## [INSTRUCTIONS FOR THE TASK]
Rewrite the records below, changing each "week-cell" to "day-cell" and keeping everything else the same.

========

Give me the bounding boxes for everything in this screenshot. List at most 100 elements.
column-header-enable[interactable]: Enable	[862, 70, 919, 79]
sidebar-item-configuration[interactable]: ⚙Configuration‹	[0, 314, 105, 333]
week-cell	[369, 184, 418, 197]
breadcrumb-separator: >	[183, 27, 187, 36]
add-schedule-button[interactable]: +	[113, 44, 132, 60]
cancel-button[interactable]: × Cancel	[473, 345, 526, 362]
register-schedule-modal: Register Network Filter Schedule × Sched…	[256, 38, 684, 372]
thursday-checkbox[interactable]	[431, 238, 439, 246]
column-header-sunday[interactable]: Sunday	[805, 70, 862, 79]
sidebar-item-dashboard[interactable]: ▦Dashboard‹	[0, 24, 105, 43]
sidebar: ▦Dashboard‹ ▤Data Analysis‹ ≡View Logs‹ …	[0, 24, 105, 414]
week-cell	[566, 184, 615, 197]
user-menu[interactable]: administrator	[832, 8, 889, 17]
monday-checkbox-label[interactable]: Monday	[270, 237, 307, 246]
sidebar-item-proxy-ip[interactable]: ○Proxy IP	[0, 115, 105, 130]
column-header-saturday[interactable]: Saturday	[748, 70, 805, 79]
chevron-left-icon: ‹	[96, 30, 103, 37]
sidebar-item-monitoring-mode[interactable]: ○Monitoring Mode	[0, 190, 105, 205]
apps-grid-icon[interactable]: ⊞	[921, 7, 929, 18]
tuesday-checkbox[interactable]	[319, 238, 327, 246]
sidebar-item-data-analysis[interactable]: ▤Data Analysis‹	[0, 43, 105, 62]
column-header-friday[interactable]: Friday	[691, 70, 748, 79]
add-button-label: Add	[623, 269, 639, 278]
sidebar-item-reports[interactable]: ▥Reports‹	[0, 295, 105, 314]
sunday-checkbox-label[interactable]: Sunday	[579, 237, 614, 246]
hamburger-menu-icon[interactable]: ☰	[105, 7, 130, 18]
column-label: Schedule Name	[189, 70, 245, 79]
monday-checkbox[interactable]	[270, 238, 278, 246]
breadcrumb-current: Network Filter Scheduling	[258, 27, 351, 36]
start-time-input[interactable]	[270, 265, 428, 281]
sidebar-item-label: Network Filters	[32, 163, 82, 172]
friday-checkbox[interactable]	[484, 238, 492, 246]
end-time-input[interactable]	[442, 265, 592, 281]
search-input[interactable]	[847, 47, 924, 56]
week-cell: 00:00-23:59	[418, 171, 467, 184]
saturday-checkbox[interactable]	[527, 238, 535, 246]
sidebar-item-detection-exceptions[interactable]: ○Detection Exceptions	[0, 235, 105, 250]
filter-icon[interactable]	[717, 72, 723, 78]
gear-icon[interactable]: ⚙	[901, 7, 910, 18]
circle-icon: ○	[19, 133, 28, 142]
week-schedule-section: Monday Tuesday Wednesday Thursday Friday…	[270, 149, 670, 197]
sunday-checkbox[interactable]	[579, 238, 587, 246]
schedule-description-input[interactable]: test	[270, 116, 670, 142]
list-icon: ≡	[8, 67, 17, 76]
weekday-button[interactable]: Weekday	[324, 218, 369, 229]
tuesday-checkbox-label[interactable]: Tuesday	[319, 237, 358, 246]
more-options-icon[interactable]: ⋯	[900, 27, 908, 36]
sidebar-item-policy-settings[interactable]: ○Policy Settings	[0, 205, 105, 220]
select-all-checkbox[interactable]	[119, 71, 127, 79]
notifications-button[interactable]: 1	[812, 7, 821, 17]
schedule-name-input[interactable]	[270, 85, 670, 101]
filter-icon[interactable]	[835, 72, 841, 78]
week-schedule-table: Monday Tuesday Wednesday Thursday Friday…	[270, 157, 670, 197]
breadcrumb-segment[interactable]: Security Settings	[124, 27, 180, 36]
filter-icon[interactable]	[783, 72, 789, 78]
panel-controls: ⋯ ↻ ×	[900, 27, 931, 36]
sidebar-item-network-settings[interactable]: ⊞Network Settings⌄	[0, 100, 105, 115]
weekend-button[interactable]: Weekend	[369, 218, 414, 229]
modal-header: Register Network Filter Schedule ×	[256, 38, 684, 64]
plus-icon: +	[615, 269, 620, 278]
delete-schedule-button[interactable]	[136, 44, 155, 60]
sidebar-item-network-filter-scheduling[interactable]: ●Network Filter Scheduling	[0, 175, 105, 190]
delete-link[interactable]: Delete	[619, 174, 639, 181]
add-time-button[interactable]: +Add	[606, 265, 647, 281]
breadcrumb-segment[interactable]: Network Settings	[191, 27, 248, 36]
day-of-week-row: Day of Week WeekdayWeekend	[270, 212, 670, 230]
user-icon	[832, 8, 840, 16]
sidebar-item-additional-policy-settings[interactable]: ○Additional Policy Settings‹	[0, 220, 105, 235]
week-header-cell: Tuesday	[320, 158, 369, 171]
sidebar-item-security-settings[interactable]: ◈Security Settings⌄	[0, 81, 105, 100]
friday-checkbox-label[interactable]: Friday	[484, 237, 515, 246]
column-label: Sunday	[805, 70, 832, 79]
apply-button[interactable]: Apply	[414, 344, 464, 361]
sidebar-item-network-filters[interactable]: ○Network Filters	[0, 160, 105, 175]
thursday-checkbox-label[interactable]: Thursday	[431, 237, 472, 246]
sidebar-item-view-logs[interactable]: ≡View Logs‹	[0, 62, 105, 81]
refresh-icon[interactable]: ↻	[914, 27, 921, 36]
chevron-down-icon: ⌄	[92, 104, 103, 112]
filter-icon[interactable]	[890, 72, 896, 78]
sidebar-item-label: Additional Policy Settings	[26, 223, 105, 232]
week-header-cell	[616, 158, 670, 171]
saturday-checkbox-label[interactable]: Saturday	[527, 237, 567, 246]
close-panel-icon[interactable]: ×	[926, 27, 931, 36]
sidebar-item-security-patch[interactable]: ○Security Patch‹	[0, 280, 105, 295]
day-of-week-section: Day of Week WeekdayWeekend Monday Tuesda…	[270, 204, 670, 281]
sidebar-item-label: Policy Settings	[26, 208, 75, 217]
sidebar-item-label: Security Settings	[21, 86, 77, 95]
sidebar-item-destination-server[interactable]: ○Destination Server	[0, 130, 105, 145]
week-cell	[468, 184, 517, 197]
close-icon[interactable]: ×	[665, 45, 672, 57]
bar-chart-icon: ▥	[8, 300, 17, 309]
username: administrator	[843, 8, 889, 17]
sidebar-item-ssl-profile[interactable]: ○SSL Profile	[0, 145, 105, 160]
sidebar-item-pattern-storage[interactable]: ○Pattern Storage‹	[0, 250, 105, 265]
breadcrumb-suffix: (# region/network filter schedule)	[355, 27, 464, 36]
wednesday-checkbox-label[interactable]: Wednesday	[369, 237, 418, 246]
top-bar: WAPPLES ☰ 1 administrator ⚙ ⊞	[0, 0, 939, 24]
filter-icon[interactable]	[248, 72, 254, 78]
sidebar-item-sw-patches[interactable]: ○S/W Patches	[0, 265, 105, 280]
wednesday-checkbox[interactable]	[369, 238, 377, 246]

========

## [EXERCISE RESULT]
Give me the bounding boxes for everything in this screenshot. List at most 100 elements.
column-header-enable[interactable]: Enable	[862, 70, 919, 79]
sidebar-item-configuration[interactable]: ⚙Configuration‹	[0, 314, 105, 333]
day-cell	[369, 184, 418, 197]
breadcrumb-separator: >	[183, 27, 187, 36]
add-schedule-button[interactable]: +	[113, 44, 132, 60]
cancel-button[interactable]: × Cancel	[473, 345, 526, 362]
register-schedule-modal: Register Network Filter Schedule × Sched…	[256, 38, 684, 372]
thursday-checkbox[interactable]	[431, 238, 439, 246]
column-header-sunday[interactable]: Sunday	[805, 70, 862, 79]
sidebar-item-dashboard[interactable]: ▦Dashboard‹	[0, 24, 105, 43]
sidebar: ▦Dashboard‹ ▤Data Analysis‹ ≡View Logs‹ …	[0, 24, 105, 414]
day-cell	[566, 184, 615, 197]
user-menu[interactable]: administrator	[832, 8, 889, 17]
monday-checkbox-label[interactable]: Monday	[270, 237, 307, 246]
sidebar-item-proxy-ip[interactable]: ○Proxy IP	[0, 115, 105, 130]
column-header-saturday[interactable]: Saturday	[748, 70, 805, 79]
chevron-left-icon: ‹	[96, 30, 103, 37]
sidebar-item-monitoring-mode[interactable]: ○Monitoring Mode	[0, 190, 105, 205]
apps-grid-icon[interactable]: ⊞	[921, 7, 929, 18]
tuesday-checkbox[interactable]	[319, 238, 327, 246]
sidebar-item-data-analysis[interactable]: ▤Data Analysis‹	[0, 43, 105, 62]
column-header-friday[interactable]: Friday	[691, 70, 748, 79]
add-button-label: Add	[623, 269, 639, 278]
sidebar-item-reports[interactable]: ▥Reports‹	[0, 295, 105, 314]
sunday-checkbox-label[interactable]: Sunday	[579, 237, 614, 246]
hamburger-menu-icon[interactable]: ☰	[105, 7, 130, 18]
column-label: Schedule Name	[189, 70, 245, 79]
monday-checkbox[interactable]	[270, 238, 278, 246]
breadcrumb-current: Network Filter Scheduling	[258, 27, 351, 36]
start-time-input[interactable]	[270, 265, 428, 281]
sidebar-item-label: Network Filters	[32, 163, 82, 172]
friday-checkbox[interactable]	[484, 238, 492, 246]
end-time-input[interactable]	[442, 265, 592, 281]
search-input[interactable]	[847, 47, 924, 56]
day-cell: 00:00-23:59	[418, 171, 467, 184]
saturday-checkbox[interactable]	[527, 238, 535, 246]
sidebar-item-detection-exceptions[interactable]: ○Detection Exceptions	[0, 235, 105, 250]
filter-icon[interactable]	[717, 72, 723, 78]
gear-icon[interactable]: ⚙	[901, 7, 910, 18]
circle-icon: ○	[19, 133, 28, 142]
week-schedule-section: Monday Tuesday Wednesday Thursday Friday…	[270, 149, 670, 197]
sunday-checkbox[interactable]	[579, 238, 587, 246]
schedule-description-input[interactable]: test	[270, 116, 670, 142]
list-icon: ≡	[8, 67, 17, 76]
weekday-button[interactable]: Weekday	[324, 218, 369, 229]
tuesday-checkbox-label[interactable]: Tuesday	[319, 237, 358, 246]
more-options-icon[interactable]: ⋯	[900, 27, 908, 36]
sidebar-item-policy-settings[interactable]: ○Policy Settings	[0, 205, 105, 220]
select-all-checkbox[interactable]	[119, 71, 127, 79]
notifications-button[interactable]: 1	[812, 7, 821, 17]
schedule-name-input[interactable]	[270, 85, 670, 101]
filter-icon[interactable]	[835, 72, 841, 78]
week-schedule-table: Monday Tuesday Wednesday Thursday Friday…	[270, 157, 670, 197]
breadcrumb-segment[interactable]: Security Settings	[124, 27, 180, 36]
filter-icon[interactable]	[783, 72, 789, 78]
panel-controls: ⋯ ↻ ×	[900, 27, 931, 36]
sidebar-item-network-settings[interactable]: ⊞Network Settings⌄	[0, 100, 105, 115]
weekend-button[interactable]: Weekend	[369, 218, 414, 229]
modal-header: Register Network Filter Schedule ×	[256, 38, 684, 64]
plus-icon: +	[615, 269, 620, 278]
delete-schedule-button[interactable]	[136, 44, 155, 60]
sidebar-item-network-filter-scheduling[interactable]: ●Network Filter Scheduling	[0, 175, 105, 190]
delete-link[interactable]: Delete	[619, 174, 639, 181]
add-time-button[interactable]: +Add	[606, 265, 647, 281]
breadcrumb-segment[interactable]: Network Settings	[191, 27, 248, 36]
day-of-week-row: Day of Week WeekdayWeekend	[270, 212, 670, 230]
user-icon	[832, 8, 840, 16]
sidebar-item-additional-policy-settings[interactable]: ○Additional Policy Settings‹	[0, 220, 105, 235]
week-header-cell: Tuesday	[320, 158, 369, 171]
sidebar-item-security-settings[interactable]: ◈Security Settings⌄	[0, 81, 105, 100]
friday-checkbox-label[interactable]: Friday	[484, 237, 515, 246]
column-label: Sunday	[805, 70, 832, 79]
apply-button[interactable]: Apply	[414, 344, 464, 361]
sidebar-item-network-filters[interactable]: ○Network Filters	[0, 160, 105, 175]
thursday-checkbox-label[interactable]: Thursday	[431, 237, 472, 246]
sidebar-item-view-logs[interactable]: ≡View Logs‹	[0, 62, 105, 81]
refresh-icon[interactable]: ↻	[914, 27, 921, 36]
chevron-down-icon: ⌄	[92, 104, 103, 112]
filter-icon[interactable]	[890, 72, 896, 78]
sidebar-item-label: Additional Policy Settings	[26, 223, 105, 232]
week-header-cell	[616, 158, 670, 171]
saturday-checkbox-label[interactable]: Saturday	[527, 237, 567, 246]
close-panel-icon[interactable]: ×	[926, 27, 931, 36]
sidebar-item-security-patch[interactable]: ○Security Patch‹	[0, 280, 105, 295]
day-of-week-section: Day of Week WeekdayWeekend Monday Tuesda…	[270, 204, 670, 281]
sidebar-item-label: Policy Settings	[26, 208, 75, 217]
sidebar-item-label: Security Settings	[21, 86, 77, 95]
sidebar-item-destination-server[interactable]: ○Destination Server	[0, 130, 105, 145]
day-cell	[468, 184, 517, 197]
close-icon[interactable]: ×	[665, 45, 672, 57]
bar-chart-icon: ▥	[8, 300, 17, 309]
username: administrator	[843, 8, 889, 17]
sidebar-item-ssl-profile[interactable]: ○SSL Profile	[0, 145, 105, 160]
sidebar-item-pattern-storage[interactable]: ○Pattern Storage‹	[0, 250, 105, 265]
breadcrumb-suffix: (# region/network filter schedule)	[355, 27, 464, 36]
wednesday-checkbox-label[interactable]: Wednesday	[369, 237, 418, 246]
top-bar: WAPPLES ☰ 1 administrator ⚙ ⊞	[0, 0, 939, 24]
filter-icon[interactable]	[248, 72, 254, 78]
sidebar-item-sw-patches[interactable]: ○S/W Patches	[0, 265, 105, 280]
wednesday-checkbox[interactable]	[369, 238, 377, 246]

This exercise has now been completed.